◆ TEXT SEGMENT ◆
Wooden Sticks

Problem Description

There is a pile of n wooden sticks. The length and weight of each stick are known in advance. The sticks are to be processed by a woodworking machine in one by one fashion. It needs some time, called setup time, for the machine to prepare processing a stick. The setup times are associated with cleaning operations and changing tools and shapes in the machine. The setup times of the woodworking machine are given as follows:

(a) The setup time for the first wooden stick is 1 minute.
(b) Right after processing a stick of length l and weight w , the machine will need no setup time for a stick of length l' and weight w' if l<=l' and w<=w'. Otherwise, it will need 1 minute for setup.

◆ GIVEN DATA ◆
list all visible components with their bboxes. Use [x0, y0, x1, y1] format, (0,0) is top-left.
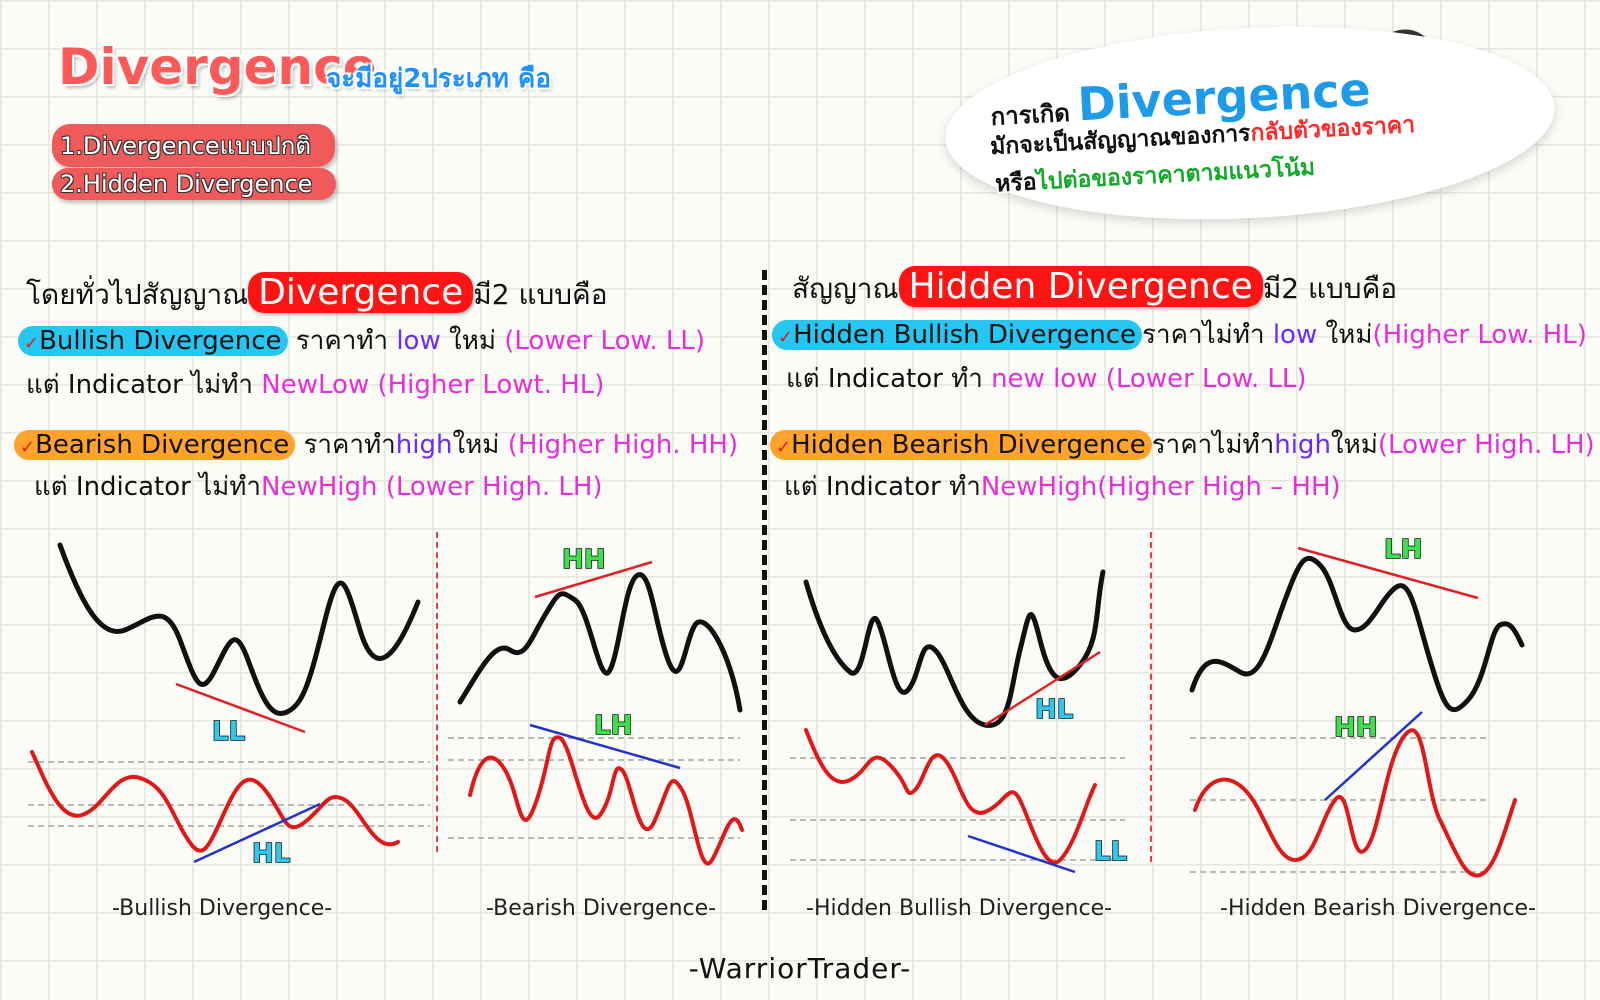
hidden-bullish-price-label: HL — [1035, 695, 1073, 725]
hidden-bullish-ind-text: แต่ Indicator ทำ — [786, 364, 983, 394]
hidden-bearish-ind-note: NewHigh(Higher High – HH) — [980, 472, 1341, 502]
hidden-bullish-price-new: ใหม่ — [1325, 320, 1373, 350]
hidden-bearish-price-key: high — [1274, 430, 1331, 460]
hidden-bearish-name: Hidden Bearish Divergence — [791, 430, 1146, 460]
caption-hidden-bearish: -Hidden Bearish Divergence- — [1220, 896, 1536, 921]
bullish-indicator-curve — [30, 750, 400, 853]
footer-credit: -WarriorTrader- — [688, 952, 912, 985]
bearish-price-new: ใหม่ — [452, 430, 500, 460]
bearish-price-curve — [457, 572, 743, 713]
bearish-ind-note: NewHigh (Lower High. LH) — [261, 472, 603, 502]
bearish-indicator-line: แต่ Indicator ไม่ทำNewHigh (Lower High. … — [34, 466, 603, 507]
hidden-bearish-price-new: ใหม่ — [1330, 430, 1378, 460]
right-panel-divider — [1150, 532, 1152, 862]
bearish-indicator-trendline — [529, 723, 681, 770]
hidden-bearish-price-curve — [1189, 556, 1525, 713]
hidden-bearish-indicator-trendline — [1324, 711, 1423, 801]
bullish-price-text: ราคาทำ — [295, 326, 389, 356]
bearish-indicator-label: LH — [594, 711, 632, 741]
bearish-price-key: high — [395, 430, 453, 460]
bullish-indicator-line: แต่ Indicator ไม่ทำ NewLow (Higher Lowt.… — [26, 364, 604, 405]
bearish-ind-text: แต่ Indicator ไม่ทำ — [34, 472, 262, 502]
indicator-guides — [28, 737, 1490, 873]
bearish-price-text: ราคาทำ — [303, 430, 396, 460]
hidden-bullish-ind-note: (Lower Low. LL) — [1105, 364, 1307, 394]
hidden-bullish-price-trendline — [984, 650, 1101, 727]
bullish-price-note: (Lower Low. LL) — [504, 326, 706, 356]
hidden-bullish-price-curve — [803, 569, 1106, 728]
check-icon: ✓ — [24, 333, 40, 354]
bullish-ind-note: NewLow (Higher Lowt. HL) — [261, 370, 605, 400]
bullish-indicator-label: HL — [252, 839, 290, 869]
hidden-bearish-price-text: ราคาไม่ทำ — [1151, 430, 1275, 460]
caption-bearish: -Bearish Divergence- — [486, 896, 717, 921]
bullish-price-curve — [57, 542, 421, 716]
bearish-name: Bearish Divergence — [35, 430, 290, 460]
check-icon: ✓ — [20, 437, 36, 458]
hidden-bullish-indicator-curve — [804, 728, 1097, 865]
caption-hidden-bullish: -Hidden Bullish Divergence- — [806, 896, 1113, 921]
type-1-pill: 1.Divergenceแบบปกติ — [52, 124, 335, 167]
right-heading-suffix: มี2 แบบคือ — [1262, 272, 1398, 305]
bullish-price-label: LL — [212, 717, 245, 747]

◆ TASK REQUIREMENTS ◆
[a] From the wooden sticks problem above, give again the passage that begins at the words "(b) Right after" and stops after "minute for setup.".
[b] Translate this sentence from the wooden sticks problem above into Spanish: "The length and weight of each stick are known in advance."

◆ SET OF ANSWERS ◆
[a]
(b) Right after processing a stick of length l and weight w , the machine will need no setup time for a stick of length l' and weight w' if l<=l' and w<=w'. Otherwise, it will need 1 minute for setup.

[b] La longitud y el peso de cada palo se conocen de antemano.